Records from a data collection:
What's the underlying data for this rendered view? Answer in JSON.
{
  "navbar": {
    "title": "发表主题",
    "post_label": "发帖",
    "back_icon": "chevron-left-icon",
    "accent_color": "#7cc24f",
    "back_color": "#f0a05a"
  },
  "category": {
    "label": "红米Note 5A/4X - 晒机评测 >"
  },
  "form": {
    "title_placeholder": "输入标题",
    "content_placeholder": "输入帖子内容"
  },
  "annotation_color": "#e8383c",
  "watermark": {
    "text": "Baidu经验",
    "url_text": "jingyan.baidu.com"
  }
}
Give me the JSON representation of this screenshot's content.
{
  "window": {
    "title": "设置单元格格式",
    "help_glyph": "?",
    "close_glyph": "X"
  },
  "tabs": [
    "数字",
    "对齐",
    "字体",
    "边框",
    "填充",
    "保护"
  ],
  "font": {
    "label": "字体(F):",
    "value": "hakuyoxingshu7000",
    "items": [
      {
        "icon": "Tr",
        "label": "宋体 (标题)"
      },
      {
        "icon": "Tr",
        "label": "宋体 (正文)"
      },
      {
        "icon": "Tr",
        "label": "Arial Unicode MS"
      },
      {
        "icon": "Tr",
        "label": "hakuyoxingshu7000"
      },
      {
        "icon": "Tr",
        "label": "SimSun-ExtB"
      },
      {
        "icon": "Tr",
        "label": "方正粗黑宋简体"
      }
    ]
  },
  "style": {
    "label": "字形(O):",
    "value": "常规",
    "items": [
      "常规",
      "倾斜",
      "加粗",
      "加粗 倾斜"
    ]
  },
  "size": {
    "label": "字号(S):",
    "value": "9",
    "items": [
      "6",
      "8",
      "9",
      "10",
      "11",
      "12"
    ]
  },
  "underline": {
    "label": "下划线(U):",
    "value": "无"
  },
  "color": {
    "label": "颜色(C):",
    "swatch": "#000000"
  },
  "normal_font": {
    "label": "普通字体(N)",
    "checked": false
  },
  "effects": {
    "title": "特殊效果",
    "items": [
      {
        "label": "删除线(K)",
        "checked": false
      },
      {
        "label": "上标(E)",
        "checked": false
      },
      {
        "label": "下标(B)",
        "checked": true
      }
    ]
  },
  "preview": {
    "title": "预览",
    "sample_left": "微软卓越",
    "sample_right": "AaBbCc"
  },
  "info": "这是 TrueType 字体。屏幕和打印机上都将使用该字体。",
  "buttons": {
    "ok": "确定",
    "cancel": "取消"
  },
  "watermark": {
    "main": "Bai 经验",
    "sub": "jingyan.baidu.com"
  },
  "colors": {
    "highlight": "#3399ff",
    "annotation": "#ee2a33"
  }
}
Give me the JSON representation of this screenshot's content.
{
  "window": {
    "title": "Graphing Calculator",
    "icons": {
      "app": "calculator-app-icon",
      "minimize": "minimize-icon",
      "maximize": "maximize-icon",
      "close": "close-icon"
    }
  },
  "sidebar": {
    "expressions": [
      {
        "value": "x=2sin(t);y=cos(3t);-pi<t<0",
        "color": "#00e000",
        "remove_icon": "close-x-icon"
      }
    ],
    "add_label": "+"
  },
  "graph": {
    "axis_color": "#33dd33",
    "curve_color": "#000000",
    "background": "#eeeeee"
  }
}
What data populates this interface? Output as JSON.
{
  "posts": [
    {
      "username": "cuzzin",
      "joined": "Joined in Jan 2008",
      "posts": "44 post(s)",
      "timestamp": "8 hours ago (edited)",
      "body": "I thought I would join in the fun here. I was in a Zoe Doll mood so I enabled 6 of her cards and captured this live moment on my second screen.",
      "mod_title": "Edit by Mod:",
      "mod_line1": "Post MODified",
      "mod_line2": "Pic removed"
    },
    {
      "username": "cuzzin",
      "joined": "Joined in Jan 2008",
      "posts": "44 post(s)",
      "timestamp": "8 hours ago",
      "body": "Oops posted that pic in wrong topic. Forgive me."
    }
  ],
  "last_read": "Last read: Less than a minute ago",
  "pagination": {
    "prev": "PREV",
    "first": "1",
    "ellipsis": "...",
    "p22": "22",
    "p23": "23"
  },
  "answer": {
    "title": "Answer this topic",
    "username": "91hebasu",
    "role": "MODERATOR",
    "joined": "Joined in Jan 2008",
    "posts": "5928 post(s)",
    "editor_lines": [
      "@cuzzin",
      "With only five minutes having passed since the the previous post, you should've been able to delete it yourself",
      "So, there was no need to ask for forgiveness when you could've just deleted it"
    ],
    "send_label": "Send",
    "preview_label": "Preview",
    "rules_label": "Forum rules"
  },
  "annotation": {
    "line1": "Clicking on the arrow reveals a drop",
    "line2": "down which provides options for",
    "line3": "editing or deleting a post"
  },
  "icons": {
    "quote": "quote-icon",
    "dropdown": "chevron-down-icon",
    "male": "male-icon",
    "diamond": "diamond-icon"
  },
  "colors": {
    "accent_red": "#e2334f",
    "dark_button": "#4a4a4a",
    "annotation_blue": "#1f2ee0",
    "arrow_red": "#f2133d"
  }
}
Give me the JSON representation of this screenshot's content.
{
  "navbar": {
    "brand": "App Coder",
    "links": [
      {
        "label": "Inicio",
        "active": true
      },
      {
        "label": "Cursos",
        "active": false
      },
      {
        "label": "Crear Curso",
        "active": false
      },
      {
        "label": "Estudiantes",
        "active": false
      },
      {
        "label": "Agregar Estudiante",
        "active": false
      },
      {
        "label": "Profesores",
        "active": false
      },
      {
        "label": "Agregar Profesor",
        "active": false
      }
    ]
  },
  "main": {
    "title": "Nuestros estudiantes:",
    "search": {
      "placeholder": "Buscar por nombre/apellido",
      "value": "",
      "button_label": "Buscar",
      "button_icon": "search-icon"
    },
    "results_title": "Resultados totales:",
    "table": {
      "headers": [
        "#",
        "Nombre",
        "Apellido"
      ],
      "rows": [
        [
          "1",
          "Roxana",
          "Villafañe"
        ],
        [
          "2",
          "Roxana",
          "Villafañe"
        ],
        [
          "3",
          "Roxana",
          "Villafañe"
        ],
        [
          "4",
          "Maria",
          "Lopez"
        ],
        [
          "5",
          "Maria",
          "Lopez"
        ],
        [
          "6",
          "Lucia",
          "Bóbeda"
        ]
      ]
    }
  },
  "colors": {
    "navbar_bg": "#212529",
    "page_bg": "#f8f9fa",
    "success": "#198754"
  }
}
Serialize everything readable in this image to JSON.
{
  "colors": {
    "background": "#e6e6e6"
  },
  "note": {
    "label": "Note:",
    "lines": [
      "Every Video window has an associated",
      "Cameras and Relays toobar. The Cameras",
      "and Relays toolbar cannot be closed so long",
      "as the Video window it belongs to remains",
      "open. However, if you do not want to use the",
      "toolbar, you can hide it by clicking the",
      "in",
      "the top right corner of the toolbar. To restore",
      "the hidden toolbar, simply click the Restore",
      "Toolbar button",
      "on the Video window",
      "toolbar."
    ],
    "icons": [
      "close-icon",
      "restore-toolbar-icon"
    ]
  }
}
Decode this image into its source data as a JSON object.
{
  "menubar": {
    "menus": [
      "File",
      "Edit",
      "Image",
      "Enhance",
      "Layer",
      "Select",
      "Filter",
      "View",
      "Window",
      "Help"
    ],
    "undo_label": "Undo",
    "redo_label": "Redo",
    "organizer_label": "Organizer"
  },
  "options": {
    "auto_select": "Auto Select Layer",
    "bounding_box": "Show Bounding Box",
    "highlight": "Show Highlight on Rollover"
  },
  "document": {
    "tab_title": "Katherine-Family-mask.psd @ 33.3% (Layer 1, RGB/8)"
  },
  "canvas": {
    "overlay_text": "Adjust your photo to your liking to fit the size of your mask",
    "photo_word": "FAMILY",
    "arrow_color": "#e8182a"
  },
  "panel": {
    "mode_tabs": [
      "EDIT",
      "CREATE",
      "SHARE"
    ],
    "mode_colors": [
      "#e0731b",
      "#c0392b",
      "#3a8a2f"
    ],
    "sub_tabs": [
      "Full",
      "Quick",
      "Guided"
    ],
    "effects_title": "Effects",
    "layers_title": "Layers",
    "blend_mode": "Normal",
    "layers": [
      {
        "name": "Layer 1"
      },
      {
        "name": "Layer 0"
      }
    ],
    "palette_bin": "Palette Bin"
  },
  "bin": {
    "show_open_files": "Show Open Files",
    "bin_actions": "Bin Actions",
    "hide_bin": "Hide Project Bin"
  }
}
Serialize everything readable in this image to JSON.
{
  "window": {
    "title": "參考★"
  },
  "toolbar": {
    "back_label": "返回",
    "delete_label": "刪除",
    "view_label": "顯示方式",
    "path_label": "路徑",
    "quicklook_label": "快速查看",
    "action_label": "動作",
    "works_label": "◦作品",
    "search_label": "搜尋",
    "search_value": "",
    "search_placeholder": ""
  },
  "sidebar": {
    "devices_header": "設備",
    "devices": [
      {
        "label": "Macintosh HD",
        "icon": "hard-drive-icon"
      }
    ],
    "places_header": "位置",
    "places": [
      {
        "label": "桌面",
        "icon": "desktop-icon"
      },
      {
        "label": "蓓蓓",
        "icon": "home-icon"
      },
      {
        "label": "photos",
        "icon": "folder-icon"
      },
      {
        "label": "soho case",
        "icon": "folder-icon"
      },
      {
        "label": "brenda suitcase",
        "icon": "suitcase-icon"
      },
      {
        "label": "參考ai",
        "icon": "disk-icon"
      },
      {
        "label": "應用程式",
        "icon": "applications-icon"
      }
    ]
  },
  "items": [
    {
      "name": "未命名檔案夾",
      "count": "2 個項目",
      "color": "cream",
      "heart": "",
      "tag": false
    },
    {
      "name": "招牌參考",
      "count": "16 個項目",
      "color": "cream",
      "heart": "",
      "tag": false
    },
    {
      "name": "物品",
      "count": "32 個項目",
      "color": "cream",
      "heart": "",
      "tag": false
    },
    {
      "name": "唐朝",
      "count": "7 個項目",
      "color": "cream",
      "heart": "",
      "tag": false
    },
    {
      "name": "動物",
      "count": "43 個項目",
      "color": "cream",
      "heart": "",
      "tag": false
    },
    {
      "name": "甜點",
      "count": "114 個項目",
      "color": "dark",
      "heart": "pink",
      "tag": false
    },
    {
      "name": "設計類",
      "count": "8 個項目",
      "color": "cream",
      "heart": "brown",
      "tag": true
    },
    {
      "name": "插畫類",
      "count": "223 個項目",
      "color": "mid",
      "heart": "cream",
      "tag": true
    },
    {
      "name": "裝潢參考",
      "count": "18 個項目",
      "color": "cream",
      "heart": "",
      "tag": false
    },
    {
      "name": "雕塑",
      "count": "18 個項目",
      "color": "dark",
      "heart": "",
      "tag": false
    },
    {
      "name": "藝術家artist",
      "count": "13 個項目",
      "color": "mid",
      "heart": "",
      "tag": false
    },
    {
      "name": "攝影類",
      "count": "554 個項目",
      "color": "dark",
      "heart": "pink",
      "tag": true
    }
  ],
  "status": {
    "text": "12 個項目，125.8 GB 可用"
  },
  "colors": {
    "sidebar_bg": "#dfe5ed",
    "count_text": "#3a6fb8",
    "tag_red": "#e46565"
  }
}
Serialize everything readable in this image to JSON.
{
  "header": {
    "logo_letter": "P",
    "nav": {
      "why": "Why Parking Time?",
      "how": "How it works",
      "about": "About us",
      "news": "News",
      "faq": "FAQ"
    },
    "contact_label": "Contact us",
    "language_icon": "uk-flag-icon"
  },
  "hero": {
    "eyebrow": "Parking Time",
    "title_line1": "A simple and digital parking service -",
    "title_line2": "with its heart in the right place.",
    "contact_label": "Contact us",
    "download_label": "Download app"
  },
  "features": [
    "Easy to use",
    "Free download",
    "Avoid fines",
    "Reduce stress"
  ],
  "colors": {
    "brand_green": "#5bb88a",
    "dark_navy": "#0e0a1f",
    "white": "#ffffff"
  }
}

• _INSTRUCTIONS TO FOLLOW_
Copy each line of the listing that holds the word "highlight".

• _WRITTEN SOLUTION_
    "highlight": "#3399ff",
    "highlight": "Show Highlight on Rollover"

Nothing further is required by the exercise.